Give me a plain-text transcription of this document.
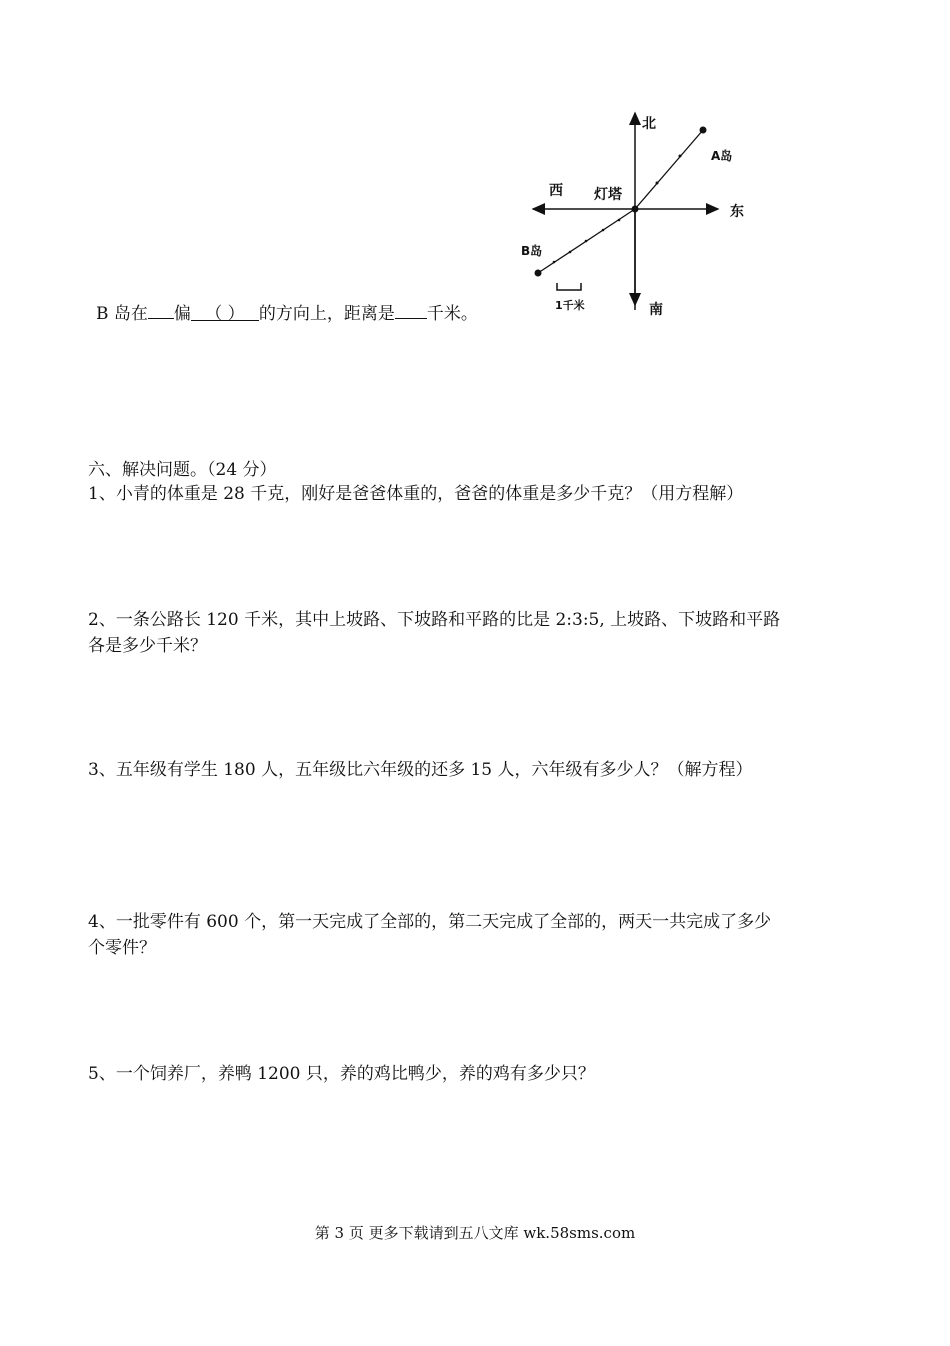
北
南
东
西 灯塔
A岛
B岛
1千米
B 岛在 偏 （ ） 的方向上，距离是 千米。
六、解决问题。（24 分）
1、小青的体重是 28 千克，刚好是爸爸体重的，爸爸的体重是多少千克？（用方程解）
2、一条公路长 120 千米，其中上坡路、下坡路和平路的比是 2:3:5, 上坡路、下坡路和平路
各是多少千米？
3、五年级有学生 180 人，五年级比六年级的还多 15 人，六年级有多少人？（解方程）
4、一批零件有 600 个，第一天完成了全部的，第二天完成了全部的，两天一共完成了多少
个零件？
5、一个饲养厂，养鸭 1200 只，养的鸡比鸭少，养的鸡有多少只？
第 3 页 更多下载请到五八文库 wk.58sms.com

☆ ☆ ☆ ☆

| Problem requirements |
Write out the data precisely as given, excluding the pictures.

| Problem solution |
Give me a plain-text transcription of this document.
北
南
东
西 灯塔
A岛
B岛
1千米
B 岛在 偏 （ ） 的方向上，距离是 千米。
六、解决问题。（24 分）
1、小青的体重是 28 千克，刚好是爸爸体重的，爸爸的体重是多少千克？（用方程解）
2、一条公路长 120 千米，其中上坡路、下坡路和平路的比是 2:3:5, 上坡路、下坡路和平路
各是多少千米？
3、五年级有学生 180 人，五年级比六年级的还多 15 人，六年级有多少人？（解方程）
4、一批零件有 600 个，第一天完成了全部的，第二天完成了全部的，两天一共完成了多少
个零件？
5、一个饲养厂，养鸭 1200 只，养的鸡比鸭少，养的鸡有多少只？
第 3 页 更多下载请到五八文库 wk.58sms.com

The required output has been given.